→ Aim of the task: Count the rows below that contain the string "Professional", with case counting, and reply with the number alone.

→ Data for this exercise:

================================

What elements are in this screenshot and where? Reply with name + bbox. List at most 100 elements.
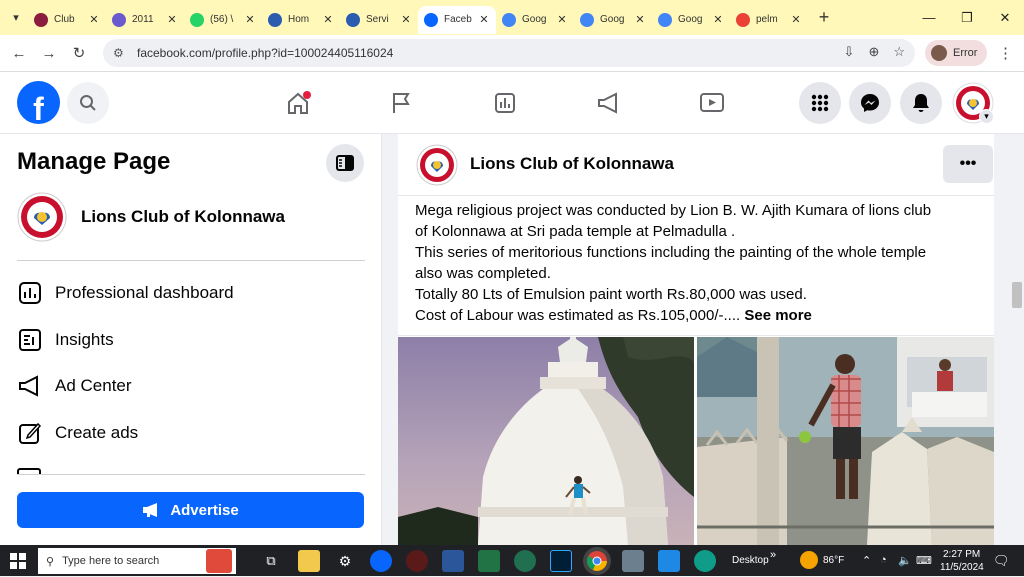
messenger-button[interactable] bbox=[849, 82, 891, 124]
tab-close-icon[interactable]: ✕ bbox=[478, 13, 490, 26]
edge-icon[interactable] bbox=[694, 550, 716, 572]
menu-create-ads[interactable]: Create ads bbox=[17, 413, 138, 453]
menu-ad-center[interactable]: Ad Center bbox=[17, 366, 132, 406]
weather-temp[interactable]: 86°F bbox=[823, 555, 844, 566]
browser-tab[interactable]: Goog ✕ bbox=[496, 6, 574, 34]
start-button[interactable] bbox=[0, 545, 36, 576]
menu-insights[interactable]: Insights bbox=[17, 320, 114, 360]
scrollbar-thumb[interactable] bbox=[1012, 282, 1022, 308]
word-icon[interactable] bbox=[442, 550, 464, 572]
browser-tab[interactable]: Hom ✕ bbox=[262, 6, 340, 34]
home-nav-button[interactable] bbox=[281, 86, 315, 120]
see-more-link[interactable]: See more bbox=[744, 307, 812, 324]
tab-close-icon[interactable]: ✕ bbox=[790, 13, 802, 26]
weather-icon[interactable] bbox=[800, 551, 818, 569]
post-author[interactable]: Lions Club of Kolonnawa bbox=[470, 154, 674, 174]
task-view-icon[interactable]: ⧉ bbox=[260, 550, 282, 572]
chrome-icon[interactable] bbox=[586, 550, 608, 572]
photoshop-icon[interactable] bbox=[550, 550, 572, 572]
video-nav-button[interactable] bbox=[695, 86, 729, 120]
desktop-toolbar-label[interactable]: Desktop bbox=[732, 555, 769, 566]
tab-close-icon[interactable]: ✕ bbox=[634, 13, 646, 26]
clock-time[interactable]: 2:27 PM bbox=[943, 549, 980, 560]
address-bar[interactable]: ⚙ facebook.com/profile.php?id=1000244051… bbox=[103, 39, 915, 67]
post-photo-stupa[interactable] bbox=[398, 337, 694, 545]
avatar bbox=[931, 45, 947, 61]
favicon-icon bbox=[268, 12, 282, 27]
favicon-icon bbox=[502, 12, 516, 27]
settings-icon[interactable]: ⚙ bbox=[334, 550, 356, 572]
switch-view-button[interactable] bbox=[326, 144, 364, 182]
notifications-button[interactable] bbox=[900, 82, 942, 124]
clock-date[interactable]: 11/5/2024 bbox=[940, 562, 984, 573]
manage-page-panel: Manage Page Lions Club of Kolonnawa Prof… bbox=[0, 134, 382, 545]
tray-chevron-icon[interactable]: ⌃ bbox=[862, 554, 871, 567]
advertise-button[interactable]: Advertise bbox=[17, 492, 364, 528]
close-window-icon[interactable]: ✕ bbox=[986, 0, 1024, 35]
post-card: Lions Club of Kolonnawa ••• Mega religio… bbox=[398, 134, 994, 545]
browser-tab[interactable]: Club ✕ bbox=[28, 6, 106, 34]
messenger-icon bbox=[861, 94, 879, 112]
tab-close-icon[interactable]: ✕ bbox=[400, 13, 412, 26]
volume-icon[interactable]: 🔈 bbox=[898, 554, 912, 567]
app-icon[interactable] bbox=[406, 550, 428, 572]
menu-label: Professional dashboard bbox=[55, 283, 234, 302]
zoom-icon[interactable]: ⊕ bbox=[868, 44, 879, 60]
tab-close-icon[interactable]: ✕ bbox=[244, 13, 256, 26]
menu-button[interactable] bbox=[799, 82, 841, 124]
back-icon[interactable]: ← bbox=[4, 45, 34, 62]
taskbar-search[interactable]: ⚲ Type here to search bbox=[38, 548, 236, 574]
lions-logo-icon[interactable] bbox=[416, 144, 458, 186]
restore-icon[interactable]: ❐ bbox=[948, 0, 986, 35]
tab-close-icon[interactable]: ✕ bbox=[712, 13, 724, 26]
tab-title: (56) \ bbox=[210, 14, 234, 25]
bookmark-star-icon[interactable]: ☆ bbox=[893, 44, 905, 60]
minimize-icon[interactable]: — bbox=[910, 0, 948, 35]
tab-close-icon[interactable]: ✕ bbox=[322, 13, 334, 26]
advertise-label: Advertise bbox=[170, 501, 239, 519]
post-more-button[interactable]: ••• bbox=[943, 145, 993, 183]
browser-tab[interactable]: Faceb ✕ bbox=[418, 5, 496, 34]
browser-tab[interactable]: 2011 ✕ bbox=[106, 6, 184, 34]
reload-icon[interactable]: ↻ bbox=[64, 44, 94, 62]
browser-menu-icon[interactable]: ⋮ bbox=[998, 44, 1013, 62]
browser-tab[interactable]: Goog ✕ bbox=[652, 6, 730, 34]
file-explorer-icon[interactable] bbox=[298, 550, 320, 572]
flag-icon bbox=[393, 93, 410, 113]
panel-toggle-icon bbox=[336, 155, 354, 171]
tab-close-icon[interactable]: ✕ bbox=[88, 13, 100, 26]
tab-close-icon[interactable]: ✕ bbox=[166, 13, 178, 26]
address-row: ← → ↻ ⚙ facebook.com/profile.php?id=1000… bbox=[0, 35, 1024, 72]
network-icon[interactable]: ◔ bbox=[880, 554, 887, 566]
tab-search-dropdown[interactable]: ▾ bbox=[4, 6, 28, 30]
calculator-icon[interactable] bbox=[622, 550, 644, 572]
new-tab-button[interactable]: + bbox=[812, 7, 836, 28]
photos-icon[interactable] bbox=[658, 550, 680, 572]
insights-nav-button[interactable] bbox=[488, 86, 522, 120]
browser-tab[interactable]: Servi ✕ bbox=[340, 6, 418, 34]
excel-icon[interactable] bbox=[478, 550, 500, 572]
page-scrollbar[interactable] bbox=[1010, 134, 1024, 545]
notification-center-icon[interactable]: 🗨 bbox=[993, 553, 1010, 569]
ads-nav-button[interactable] bbox=[592, 86, 626, 120]
browser-tab[interactable]: pelm ✕ bbox=[730, 6, 808, 34]
install-icon[interactable]: ⇩ bbox=[844, 44, 855, 60]
post-photo-painting[interactable] bbox=[697, 337, 994, 545]
forward-icon[interactable]: → bbox=[34, 45, 64, 62]
page-identity-row[interactable]: Lions Club of Kolonnawa bbox=[17, 192, 285, 242]
pages-nav-button[interactable] bbox=[384, 86, 418, 120]
search-button[interactable] bbox=[67, 82, 109, 124]
favicon-icon bbox=[736, 12, 750, 27]
menu-professional-dashboard[interactable]: Professional dashboard bbox=[17, 273, 234, 313]
site-info-icon[interactable]: ⚙ bbox=[113, 46, 131, 60]
toolbar-overflow-icon[interactable]: » bbox=[770, 549, 776, 561]
keyboard-icon[interactable]: ⌨ bbox=[916, 554, 932, 567]
profile-button[interactable]: Error bbox=[925, 40, 988, 66]
utility-app-icon[interactable] bbox=[514, 550, 536, 572]
facebook-logo-icon[interactable]: f bbox=[17, 81, 60, 124]
facebook-app-icon[interactable] bbox=[370, 550, 392, 572]
browser-tab[interactable]: Goog ✕ bbox=[574, 6, 652, 34]
browser-tab[interactable]: (56) \ ✕ bbox=[184, 6, 262, 34]
tab-close-icon[interactable]: ✕ bbox=[556, 13, 568, 26]
account-button[interactable]: ▾ bbox=[952, 82, 994, 124]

================================

→ Response: 2